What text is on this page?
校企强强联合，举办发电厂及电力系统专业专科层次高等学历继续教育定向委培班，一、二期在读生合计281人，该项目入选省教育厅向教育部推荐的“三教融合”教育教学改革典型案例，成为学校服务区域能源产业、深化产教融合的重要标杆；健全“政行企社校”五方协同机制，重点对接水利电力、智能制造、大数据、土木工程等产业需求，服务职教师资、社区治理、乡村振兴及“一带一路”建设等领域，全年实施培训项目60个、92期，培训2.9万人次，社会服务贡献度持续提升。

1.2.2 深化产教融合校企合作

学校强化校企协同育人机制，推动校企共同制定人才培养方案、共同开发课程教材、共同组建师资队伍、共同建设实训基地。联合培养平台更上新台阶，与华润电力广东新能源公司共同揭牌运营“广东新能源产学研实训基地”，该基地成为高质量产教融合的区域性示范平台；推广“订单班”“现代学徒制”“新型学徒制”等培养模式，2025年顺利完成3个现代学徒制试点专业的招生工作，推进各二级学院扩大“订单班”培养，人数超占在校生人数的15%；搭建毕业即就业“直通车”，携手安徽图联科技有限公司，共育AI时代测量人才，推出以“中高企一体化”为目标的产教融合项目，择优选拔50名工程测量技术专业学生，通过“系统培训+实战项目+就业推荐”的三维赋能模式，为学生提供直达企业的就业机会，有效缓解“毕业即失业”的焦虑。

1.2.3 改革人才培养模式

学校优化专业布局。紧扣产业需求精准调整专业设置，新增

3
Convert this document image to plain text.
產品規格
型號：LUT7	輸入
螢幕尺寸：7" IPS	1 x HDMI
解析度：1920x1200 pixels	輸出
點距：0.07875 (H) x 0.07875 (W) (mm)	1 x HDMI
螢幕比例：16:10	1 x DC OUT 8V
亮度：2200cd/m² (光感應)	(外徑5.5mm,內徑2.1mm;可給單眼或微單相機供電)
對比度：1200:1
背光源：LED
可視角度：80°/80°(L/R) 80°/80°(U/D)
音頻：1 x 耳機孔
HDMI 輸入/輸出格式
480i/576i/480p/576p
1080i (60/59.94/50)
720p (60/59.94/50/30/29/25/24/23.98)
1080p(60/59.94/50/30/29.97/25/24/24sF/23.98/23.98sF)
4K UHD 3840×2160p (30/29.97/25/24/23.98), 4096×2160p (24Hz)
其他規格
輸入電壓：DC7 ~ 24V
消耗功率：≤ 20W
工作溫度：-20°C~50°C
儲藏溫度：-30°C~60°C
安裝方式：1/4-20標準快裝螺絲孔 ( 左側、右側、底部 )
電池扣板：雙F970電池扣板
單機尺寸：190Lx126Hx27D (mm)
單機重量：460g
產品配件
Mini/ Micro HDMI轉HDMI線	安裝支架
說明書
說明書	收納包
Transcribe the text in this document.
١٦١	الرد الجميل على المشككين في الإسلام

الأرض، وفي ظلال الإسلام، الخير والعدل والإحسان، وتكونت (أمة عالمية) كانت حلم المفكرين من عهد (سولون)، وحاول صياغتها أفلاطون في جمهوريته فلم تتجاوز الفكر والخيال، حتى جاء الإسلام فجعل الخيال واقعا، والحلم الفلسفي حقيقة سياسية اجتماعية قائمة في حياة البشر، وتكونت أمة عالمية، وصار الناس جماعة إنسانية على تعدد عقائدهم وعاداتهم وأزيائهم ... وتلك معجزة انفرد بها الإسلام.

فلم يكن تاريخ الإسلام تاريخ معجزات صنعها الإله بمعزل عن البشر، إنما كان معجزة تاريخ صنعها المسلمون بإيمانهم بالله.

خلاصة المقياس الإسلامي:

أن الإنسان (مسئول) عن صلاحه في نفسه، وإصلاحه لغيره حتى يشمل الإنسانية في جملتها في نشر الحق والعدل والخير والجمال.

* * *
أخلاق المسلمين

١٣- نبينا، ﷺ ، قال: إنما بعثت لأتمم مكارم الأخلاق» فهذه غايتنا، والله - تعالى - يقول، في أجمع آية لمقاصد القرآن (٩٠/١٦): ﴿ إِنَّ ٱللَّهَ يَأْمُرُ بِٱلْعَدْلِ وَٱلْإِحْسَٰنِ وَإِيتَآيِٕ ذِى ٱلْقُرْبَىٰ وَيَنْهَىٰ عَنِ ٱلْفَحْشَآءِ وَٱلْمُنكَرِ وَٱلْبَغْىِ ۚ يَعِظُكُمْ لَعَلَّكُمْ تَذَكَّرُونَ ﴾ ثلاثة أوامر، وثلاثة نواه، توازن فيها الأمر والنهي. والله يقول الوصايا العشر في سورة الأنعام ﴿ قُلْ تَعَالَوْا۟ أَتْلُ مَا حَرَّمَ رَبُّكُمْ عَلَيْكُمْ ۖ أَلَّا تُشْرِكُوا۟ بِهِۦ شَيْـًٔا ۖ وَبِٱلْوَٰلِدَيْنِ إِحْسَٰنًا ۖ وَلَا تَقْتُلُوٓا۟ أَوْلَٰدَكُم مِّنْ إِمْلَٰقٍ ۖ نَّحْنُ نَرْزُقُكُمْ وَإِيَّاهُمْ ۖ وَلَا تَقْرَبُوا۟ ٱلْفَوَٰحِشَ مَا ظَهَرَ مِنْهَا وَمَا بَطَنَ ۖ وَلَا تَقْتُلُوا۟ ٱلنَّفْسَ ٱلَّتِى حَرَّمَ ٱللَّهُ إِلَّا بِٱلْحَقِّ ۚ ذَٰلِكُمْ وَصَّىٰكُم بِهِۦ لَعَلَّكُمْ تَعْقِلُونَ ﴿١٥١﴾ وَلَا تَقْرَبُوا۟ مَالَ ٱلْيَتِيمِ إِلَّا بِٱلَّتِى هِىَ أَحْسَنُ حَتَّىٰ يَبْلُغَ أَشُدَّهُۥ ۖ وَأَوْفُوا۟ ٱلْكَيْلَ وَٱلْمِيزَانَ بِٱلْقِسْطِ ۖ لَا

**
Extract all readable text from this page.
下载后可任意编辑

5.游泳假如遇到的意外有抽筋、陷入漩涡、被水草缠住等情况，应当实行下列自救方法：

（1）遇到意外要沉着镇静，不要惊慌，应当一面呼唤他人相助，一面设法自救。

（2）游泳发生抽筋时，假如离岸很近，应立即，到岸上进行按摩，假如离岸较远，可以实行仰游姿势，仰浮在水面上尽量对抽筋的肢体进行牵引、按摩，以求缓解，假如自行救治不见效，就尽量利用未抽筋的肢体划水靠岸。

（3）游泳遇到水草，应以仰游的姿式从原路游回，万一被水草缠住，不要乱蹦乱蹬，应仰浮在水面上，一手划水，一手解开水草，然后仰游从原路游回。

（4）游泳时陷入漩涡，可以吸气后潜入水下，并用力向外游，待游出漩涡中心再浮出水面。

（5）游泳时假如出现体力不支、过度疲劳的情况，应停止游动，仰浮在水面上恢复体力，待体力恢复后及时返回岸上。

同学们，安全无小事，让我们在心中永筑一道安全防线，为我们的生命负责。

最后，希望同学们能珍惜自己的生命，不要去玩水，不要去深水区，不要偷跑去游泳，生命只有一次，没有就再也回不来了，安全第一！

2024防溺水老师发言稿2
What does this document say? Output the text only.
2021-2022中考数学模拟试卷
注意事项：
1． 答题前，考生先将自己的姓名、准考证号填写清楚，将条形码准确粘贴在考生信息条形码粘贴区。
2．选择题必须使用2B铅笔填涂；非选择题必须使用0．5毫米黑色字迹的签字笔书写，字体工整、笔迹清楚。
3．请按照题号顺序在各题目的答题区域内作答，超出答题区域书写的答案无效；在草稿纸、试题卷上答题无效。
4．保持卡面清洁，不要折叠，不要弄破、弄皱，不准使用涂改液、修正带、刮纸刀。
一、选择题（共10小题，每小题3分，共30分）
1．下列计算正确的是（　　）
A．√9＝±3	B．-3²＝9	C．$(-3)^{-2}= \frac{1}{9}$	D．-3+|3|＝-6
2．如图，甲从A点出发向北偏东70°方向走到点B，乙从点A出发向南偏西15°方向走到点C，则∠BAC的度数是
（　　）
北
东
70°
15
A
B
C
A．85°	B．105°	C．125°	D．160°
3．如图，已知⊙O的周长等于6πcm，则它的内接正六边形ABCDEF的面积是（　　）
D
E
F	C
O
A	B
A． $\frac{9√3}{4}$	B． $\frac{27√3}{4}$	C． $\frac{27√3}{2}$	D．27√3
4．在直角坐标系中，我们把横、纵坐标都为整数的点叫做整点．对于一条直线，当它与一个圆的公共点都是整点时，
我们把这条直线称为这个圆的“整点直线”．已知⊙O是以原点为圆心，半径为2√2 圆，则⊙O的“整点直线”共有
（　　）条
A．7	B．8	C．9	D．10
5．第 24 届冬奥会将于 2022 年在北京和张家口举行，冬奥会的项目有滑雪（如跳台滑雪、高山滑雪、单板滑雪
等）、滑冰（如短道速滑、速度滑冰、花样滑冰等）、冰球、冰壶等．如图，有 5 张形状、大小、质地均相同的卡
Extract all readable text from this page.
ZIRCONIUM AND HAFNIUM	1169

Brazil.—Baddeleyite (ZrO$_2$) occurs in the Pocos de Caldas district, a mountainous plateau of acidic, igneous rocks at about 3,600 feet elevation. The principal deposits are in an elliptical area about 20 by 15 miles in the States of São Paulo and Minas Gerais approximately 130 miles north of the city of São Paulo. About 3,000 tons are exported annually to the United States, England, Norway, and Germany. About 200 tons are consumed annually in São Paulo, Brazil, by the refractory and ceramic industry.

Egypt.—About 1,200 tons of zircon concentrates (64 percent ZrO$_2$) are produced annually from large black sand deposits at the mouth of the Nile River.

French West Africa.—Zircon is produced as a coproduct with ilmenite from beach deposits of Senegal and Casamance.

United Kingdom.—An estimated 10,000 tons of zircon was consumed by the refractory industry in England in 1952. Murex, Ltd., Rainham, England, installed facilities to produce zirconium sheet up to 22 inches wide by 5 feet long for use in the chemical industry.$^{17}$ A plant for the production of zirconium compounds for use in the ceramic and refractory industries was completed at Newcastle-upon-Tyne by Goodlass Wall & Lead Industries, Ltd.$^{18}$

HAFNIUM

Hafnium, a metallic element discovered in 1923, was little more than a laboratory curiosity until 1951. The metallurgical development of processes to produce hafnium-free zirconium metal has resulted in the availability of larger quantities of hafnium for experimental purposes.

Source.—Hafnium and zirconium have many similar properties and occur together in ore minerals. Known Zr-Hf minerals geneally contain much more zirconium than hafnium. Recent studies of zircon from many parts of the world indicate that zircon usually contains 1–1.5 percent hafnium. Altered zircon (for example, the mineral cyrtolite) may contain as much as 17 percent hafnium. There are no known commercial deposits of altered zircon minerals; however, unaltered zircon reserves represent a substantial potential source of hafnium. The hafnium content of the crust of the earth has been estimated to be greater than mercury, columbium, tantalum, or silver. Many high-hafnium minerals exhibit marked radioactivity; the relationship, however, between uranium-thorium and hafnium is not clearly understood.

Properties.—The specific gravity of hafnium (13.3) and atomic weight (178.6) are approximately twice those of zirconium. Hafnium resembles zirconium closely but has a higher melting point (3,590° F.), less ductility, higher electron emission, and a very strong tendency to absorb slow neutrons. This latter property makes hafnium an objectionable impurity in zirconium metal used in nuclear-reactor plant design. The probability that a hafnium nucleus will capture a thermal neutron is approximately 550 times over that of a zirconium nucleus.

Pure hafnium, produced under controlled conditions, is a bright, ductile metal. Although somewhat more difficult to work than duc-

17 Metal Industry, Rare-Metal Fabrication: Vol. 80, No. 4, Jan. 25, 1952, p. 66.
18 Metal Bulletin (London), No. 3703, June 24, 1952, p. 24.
===============
## The request
Across the records, how many lines contain "annually"? Only the number should be given.

## Result for this task
2